(Dataset excerpt)

══════════

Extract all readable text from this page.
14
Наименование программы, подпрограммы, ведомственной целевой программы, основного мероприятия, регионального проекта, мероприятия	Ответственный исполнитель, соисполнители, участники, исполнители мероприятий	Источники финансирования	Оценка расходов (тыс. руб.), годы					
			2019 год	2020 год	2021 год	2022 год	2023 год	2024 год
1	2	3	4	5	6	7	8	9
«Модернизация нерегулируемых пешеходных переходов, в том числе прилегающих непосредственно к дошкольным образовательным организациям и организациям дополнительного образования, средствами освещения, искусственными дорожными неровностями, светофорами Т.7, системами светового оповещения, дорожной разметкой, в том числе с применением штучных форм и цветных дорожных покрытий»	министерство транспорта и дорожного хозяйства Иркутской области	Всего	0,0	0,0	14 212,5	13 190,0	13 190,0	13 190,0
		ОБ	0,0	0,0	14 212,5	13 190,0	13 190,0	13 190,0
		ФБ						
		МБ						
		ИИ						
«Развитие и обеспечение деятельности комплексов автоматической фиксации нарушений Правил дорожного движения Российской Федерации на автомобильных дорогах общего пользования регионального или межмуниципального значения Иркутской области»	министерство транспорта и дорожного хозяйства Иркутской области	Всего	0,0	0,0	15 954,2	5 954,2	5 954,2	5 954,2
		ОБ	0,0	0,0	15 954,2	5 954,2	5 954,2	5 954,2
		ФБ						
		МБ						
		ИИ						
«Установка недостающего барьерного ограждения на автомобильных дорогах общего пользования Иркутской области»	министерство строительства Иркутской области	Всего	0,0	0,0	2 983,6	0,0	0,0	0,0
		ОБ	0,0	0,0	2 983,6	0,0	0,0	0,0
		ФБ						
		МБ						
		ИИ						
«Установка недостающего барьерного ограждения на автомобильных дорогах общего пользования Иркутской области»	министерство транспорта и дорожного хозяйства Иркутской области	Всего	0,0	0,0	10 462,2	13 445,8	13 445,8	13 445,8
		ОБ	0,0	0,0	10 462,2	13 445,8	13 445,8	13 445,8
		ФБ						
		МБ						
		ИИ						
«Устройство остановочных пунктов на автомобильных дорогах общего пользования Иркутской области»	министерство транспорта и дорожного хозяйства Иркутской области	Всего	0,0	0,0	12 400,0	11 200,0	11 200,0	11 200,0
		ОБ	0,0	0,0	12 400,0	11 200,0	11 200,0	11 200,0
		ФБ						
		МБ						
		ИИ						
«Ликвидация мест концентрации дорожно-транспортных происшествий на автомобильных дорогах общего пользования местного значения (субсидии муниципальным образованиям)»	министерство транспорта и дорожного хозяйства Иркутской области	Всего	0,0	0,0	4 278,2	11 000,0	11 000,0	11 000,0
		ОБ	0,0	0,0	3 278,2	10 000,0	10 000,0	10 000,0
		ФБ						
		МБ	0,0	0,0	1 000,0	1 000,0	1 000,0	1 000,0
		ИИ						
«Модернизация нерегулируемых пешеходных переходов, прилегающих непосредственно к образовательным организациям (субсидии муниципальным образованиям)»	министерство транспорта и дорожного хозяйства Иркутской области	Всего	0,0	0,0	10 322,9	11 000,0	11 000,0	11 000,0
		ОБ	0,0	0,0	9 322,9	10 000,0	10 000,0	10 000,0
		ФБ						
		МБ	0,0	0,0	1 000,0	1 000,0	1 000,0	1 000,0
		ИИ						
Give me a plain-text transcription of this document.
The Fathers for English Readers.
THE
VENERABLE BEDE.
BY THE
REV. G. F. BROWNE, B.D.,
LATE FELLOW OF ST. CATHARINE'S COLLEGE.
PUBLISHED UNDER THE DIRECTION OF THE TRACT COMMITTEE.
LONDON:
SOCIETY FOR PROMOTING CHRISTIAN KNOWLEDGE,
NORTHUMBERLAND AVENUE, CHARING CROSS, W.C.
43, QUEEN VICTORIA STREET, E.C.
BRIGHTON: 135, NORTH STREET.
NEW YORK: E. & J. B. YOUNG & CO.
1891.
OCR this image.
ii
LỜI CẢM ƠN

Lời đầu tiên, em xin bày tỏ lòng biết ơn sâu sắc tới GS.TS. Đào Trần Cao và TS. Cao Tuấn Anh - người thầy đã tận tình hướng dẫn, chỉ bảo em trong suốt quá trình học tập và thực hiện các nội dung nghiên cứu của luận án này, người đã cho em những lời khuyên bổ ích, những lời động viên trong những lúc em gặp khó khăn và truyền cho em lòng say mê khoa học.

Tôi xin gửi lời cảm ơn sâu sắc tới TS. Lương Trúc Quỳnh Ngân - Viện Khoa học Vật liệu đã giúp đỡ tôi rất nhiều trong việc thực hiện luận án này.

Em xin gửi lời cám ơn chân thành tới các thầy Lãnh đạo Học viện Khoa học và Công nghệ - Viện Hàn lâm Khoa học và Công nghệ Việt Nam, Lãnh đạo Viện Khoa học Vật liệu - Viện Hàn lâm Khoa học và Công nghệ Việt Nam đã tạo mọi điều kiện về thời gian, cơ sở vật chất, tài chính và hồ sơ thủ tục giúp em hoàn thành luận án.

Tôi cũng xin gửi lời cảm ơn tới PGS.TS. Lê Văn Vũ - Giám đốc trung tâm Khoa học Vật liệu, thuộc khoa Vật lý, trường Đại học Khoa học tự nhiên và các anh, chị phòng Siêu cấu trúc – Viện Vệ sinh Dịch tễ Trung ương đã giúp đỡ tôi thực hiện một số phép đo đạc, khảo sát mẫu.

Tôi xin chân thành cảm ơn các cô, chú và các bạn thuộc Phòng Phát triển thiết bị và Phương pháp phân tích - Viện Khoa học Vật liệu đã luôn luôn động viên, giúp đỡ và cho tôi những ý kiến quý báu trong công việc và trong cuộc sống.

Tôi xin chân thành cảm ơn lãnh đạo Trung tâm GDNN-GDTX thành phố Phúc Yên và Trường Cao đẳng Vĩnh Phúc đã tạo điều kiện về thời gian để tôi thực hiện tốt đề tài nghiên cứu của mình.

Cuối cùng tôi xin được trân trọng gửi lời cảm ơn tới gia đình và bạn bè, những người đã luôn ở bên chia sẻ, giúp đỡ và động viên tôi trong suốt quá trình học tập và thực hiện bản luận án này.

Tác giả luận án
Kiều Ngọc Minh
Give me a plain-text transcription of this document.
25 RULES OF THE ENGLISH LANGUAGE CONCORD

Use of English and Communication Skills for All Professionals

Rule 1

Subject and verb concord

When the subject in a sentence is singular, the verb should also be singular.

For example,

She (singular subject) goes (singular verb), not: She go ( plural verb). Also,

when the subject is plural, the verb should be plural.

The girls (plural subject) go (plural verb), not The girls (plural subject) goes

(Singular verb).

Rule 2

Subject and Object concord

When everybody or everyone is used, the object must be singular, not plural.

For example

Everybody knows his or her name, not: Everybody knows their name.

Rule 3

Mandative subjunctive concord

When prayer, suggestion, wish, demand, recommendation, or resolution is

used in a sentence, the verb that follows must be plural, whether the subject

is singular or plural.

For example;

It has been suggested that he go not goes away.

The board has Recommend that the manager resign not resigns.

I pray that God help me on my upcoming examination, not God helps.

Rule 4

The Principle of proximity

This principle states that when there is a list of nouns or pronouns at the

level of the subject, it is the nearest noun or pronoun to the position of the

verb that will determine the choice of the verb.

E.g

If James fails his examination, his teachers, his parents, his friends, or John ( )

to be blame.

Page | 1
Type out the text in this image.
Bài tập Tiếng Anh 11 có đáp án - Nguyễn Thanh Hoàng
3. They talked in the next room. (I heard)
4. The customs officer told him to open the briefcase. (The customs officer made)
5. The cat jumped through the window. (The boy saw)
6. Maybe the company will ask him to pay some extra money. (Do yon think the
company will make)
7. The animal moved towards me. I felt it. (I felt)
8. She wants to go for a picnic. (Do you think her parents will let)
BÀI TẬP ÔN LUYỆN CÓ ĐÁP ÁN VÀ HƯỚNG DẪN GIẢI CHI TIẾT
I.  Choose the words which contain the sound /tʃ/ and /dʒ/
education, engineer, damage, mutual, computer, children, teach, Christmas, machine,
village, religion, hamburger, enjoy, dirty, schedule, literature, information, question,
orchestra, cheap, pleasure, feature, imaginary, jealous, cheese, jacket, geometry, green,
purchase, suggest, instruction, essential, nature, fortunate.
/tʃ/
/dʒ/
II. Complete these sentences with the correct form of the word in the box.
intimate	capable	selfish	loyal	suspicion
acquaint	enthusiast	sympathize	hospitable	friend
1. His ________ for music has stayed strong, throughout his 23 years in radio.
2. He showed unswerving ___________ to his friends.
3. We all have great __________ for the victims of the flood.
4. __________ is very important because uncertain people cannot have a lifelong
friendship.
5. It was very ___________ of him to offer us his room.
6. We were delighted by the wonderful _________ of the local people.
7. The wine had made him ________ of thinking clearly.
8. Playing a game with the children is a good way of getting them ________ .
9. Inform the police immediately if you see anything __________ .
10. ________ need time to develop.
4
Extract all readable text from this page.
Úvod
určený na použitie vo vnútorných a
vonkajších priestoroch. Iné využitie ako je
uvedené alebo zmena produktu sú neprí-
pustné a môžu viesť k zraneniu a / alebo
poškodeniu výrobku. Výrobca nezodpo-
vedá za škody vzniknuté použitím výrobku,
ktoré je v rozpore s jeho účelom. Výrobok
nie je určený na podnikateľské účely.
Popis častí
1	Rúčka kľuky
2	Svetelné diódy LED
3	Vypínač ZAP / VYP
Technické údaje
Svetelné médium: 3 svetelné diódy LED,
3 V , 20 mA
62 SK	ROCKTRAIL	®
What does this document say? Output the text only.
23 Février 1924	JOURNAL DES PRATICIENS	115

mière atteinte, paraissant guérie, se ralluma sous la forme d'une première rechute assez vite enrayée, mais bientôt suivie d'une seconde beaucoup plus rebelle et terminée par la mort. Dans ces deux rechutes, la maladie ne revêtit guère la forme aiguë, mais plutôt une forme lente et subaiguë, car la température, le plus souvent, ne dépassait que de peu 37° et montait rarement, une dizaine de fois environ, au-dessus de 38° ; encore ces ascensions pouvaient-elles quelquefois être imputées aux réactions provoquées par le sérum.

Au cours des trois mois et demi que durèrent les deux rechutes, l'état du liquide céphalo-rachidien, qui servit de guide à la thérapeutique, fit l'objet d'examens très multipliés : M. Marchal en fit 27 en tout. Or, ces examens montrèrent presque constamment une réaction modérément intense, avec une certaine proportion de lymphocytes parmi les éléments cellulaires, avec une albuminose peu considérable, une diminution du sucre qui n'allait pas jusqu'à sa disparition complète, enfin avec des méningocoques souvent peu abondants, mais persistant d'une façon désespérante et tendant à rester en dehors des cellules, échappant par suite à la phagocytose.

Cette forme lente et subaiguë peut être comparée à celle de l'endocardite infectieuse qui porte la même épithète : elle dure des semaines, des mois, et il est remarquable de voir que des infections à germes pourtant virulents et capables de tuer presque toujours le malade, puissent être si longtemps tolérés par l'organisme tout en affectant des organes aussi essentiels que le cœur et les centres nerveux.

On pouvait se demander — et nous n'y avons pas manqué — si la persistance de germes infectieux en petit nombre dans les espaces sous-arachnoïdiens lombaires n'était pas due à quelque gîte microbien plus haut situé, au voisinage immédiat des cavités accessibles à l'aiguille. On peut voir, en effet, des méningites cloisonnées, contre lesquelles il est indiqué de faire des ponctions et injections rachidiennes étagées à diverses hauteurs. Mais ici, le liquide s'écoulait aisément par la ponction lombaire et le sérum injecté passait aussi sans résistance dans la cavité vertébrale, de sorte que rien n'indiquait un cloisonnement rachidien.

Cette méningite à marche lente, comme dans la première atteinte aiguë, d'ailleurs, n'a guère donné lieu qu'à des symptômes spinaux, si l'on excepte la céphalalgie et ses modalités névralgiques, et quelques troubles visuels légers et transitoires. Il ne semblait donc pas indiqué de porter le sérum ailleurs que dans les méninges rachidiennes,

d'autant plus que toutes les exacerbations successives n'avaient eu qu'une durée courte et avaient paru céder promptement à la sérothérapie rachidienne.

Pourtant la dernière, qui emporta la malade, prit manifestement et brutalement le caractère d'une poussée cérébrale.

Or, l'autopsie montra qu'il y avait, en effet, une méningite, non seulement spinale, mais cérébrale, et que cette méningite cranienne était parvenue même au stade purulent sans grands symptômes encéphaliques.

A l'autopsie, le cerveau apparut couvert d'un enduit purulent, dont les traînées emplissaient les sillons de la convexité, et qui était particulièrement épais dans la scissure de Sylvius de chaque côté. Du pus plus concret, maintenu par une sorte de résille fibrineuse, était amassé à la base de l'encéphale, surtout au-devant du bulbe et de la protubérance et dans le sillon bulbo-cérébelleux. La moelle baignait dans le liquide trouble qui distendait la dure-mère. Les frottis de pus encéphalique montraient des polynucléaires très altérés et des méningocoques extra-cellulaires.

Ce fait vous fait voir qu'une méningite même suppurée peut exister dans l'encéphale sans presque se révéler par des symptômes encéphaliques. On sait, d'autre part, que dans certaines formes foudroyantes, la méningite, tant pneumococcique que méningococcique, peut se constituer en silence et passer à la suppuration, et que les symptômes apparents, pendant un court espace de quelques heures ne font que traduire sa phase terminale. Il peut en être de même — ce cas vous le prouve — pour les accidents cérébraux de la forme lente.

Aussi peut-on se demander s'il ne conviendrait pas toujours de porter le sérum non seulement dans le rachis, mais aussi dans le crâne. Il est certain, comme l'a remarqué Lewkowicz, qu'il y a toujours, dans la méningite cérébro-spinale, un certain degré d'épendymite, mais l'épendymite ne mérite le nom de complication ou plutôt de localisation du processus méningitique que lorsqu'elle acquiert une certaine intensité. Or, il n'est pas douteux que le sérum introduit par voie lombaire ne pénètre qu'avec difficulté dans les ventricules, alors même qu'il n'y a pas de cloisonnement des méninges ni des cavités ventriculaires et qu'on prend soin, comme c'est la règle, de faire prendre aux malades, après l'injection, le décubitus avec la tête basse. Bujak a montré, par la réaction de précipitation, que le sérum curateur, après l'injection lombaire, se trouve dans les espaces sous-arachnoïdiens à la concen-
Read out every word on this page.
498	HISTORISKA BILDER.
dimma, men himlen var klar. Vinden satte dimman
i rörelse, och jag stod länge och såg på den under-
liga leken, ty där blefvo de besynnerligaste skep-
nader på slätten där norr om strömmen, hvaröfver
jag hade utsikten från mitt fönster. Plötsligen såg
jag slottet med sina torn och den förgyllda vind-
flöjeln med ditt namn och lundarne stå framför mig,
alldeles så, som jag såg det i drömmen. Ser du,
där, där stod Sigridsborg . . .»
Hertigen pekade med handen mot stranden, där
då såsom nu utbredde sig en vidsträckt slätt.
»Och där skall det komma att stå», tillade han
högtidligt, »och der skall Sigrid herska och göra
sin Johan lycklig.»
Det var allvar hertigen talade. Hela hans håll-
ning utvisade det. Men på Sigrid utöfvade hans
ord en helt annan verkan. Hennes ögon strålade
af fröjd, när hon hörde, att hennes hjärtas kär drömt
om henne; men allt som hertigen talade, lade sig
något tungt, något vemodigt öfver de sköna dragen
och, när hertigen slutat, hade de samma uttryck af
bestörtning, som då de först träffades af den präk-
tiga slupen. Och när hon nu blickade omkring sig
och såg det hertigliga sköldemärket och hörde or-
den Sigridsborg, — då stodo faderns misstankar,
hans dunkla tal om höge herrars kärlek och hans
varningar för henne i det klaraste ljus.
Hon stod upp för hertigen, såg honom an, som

══════════

Pull every line containing the word "plural" out of the material.

### Result of the task
She (singular subject) goes (singular verb), not: She go ( plural verb). Also,
when the subject is plural, the verb should be plural.
The girls (plural subject) go (plural verb), not The girls (plural subject) goes
When everybody or everyone is used, the object must be singular, not plural.
used in a sentence, the verb that follows must be plural, whether the subject
is singular or plural.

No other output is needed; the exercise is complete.